===== LISTED RECORDS =====

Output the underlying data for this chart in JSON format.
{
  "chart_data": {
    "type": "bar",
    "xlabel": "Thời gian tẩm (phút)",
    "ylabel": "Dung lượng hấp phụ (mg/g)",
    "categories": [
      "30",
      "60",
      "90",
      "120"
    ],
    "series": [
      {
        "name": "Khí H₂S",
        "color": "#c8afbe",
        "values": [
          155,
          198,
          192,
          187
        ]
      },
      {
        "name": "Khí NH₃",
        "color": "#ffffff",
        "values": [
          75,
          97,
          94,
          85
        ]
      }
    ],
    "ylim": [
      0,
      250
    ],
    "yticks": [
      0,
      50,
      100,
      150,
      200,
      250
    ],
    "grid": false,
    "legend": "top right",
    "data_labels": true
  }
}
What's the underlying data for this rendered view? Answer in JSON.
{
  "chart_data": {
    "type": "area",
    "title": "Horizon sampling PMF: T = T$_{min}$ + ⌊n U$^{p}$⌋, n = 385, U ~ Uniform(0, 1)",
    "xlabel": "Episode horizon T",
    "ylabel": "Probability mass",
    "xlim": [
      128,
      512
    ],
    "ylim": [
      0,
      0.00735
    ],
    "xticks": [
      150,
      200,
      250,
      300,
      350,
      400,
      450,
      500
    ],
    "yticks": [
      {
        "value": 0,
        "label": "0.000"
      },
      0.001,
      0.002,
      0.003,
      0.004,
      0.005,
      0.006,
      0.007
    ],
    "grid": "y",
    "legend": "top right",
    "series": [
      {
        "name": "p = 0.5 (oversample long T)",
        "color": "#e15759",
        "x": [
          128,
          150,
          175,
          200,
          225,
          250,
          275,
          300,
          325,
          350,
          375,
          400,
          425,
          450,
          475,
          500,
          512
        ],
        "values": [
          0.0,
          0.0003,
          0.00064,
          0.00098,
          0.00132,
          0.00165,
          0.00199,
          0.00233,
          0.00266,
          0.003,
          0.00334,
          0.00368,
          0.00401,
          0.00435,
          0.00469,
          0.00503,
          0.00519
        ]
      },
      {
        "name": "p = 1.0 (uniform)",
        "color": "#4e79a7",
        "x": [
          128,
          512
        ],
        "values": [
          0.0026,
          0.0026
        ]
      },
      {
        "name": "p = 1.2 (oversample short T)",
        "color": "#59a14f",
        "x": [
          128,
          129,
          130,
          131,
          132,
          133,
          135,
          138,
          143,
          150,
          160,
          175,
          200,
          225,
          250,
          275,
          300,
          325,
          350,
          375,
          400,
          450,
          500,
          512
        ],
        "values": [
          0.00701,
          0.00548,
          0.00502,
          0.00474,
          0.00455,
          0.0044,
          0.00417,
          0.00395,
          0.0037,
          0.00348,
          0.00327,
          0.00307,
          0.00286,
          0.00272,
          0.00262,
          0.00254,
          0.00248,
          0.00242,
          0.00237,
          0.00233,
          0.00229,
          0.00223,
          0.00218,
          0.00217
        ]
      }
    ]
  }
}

=====

● **AIM**: Each line that holds the word "name" is to be copied.

● **WORKED SOLUTION**:
        "name": "Khí H₂S",
        "name": "Khí NH₃",
        "name": "p = 0.5 (oversample long T)",
        "name": "p = 1.0 (uniform)",
        "name": "p = 1.2 (oversample short T)",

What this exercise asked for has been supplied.